§ **Task requirements**
Check every line below for the string "nAngeschrieben", and copy the lines that contain it.

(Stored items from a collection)
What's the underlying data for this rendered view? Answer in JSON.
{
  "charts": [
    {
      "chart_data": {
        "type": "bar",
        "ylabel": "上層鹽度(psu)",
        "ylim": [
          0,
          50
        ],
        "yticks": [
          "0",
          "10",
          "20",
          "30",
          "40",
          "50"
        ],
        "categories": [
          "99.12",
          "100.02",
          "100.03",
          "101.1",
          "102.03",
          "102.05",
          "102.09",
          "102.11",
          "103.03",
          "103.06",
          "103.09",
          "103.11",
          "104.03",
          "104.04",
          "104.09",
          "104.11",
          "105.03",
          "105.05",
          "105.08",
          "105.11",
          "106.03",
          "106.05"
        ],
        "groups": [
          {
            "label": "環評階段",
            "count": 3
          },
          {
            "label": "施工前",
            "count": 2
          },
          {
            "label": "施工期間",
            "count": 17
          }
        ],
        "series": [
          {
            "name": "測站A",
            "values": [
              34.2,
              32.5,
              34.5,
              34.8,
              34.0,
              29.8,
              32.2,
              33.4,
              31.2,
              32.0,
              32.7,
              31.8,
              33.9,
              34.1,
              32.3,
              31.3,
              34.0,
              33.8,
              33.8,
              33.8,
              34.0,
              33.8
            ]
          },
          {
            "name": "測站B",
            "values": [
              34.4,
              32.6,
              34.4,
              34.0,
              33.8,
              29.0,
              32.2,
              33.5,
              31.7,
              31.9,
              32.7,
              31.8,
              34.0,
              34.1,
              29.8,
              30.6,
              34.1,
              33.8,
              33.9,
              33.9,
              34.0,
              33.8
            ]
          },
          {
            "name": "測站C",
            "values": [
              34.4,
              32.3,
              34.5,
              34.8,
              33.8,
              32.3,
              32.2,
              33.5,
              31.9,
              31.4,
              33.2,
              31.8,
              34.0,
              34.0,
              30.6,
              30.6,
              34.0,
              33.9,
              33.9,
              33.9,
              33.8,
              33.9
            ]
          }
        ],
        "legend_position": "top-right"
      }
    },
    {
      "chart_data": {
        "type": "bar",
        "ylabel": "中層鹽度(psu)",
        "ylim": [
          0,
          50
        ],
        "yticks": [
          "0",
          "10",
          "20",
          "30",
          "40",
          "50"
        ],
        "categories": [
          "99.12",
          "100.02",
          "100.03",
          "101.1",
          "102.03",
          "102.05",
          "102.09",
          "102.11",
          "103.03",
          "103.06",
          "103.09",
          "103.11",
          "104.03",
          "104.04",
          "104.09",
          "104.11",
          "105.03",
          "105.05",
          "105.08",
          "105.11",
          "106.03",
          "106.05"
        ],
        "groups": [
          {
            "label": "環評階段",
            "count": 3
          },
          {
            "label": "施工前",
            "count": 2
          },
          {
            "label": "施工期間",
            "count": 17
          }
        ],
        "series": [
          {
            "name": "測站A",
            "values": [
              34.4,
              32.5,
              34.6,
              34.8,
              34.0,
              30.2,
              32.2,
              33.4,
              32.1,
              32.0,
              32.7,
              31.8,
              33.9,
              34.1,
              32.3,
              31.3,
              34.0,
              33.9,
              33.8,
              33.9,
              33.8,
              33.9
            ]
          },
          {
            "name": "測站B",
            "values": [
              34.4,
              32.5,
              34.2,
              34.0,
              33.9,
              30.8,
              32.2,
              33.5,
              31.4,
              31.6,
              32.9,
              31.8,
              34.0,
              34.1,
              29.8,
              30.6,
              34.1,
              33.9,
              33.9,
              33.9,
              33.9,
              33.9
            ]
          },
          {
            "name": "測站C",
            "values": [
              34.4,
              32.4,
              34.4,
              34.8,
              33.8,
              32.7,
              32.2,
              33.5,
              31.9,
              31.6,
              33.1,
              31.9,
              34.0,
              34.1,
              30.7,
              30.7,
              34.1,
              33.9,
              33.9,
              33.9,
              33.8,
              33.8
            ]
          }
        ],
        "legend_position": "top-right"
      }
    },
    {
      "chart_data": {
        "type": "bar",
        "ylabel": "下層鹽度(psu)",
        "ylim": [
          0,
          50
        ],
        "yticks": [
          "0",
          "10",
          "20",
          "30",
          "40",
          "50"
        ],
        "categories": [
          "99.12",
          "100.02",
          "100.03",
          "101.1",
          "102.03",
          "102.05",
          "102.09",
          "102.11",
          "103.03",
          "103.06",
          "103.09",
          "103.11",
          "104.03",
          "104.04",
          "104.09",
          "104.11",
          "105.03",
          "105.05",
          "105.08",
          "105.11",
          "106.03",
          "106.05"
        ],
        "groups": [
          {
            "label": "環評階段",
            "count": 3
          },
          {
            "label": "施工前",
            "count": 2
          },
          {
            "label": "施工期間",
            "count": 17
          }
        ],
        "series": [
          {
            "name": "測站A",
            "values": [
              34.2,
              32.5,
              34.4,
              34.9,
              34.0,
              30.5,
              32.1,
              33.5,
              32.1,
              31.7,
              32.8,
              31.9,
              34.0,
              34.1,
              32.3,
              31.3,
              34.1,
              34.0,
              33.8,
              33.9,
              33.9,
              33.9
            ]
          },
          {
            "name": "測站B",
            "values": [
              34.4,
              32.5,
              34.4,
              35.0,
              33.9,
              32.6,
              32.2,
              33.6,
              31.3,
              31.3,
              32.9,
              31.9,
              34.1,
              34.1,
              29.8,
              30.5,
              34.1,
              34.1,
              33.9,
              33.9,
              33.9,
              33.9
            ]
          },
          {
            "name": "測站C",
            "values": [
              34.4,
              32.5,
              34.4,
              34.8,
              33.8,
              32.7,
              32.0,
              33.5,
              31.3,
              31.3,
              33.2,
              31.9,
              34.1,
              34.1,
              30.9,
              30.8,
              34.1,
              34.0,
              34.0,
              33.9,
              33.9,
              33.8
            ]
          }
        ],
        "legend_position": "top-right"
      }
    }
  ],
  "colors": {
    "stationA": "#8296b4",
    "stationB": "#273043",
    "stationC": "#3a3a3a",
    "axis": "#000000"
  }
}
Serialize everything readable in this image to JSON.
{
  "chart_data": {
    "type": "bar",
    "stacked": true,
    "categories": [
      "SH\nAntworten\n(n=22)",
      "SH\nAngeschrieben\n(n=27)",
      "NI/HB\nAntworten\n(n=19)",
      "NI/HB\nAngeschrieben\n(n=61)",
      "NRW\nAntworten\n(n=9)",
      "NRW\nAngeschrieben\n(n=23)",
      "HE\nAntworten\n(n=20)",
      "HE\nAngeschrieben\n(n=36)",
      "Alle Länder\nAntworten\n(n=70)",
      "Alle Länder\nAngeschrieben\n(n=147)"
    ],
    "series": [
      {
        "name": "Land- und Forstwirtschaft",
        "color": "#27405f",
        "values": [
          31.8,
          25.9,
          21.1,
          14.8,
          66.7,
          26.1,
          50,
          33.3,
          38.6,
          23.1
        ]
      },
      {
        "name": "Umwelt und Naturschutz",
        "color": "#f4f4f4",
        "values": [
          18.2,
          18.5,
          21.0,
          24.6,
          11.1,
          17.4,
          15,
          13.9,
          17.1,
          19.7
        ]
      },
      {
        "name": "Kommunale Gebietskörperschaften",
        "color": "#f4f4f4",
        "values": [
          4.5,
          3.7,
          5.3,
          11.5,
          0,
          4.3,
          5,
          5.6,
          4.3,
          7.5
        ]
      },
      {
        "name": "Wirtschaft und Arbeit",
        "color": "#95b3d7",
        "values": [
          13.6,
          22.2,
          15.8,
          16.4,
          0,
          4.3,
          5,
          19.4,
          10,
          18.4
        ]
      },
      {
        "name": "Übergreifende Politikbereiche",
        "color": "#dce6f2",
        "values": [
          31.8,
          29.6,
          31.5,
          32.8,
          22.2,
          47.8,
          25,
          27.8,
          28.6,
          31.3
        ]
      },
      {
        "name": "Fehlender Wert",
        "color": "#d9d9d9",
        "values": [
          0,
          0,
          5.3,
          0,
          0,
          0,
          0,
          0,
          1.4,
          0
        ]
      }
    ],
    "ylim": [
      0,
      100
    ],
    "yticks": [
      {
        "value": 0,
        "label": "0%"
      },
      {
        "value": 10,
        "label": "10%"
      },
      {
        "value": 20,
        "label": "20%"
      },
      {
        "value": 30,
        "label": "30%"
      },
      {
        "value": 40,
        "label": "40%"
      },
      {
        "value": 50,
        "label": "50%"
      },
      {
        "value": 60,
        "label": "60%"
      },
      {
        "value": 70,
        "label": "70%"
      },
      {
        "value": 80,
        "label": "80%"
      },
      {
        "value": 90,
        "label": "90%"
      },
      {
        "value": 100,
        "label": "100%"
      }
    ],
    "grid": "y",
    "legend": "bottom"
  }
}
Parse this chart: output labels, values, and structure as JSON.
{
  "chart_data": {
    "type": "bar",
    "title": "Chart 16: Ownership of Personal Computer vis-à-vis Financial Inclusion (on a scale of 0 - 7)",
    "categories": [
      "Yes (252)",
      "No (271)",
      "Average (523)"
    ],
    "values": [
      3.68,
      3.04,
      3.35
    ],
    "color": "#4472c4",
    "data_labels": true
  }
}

§ **Answer to the problem**
      "SH\nAngeschrieben\n(n=27)",
      "NI/HB\nAngeschrieben\n(n=61)",
      "NRW\nAngeschrieben\n(n=23)",
      "HE\nAngeschrieben\n(n=36)",
      "Alle Länder\nAngeschrieben\n(n=147)"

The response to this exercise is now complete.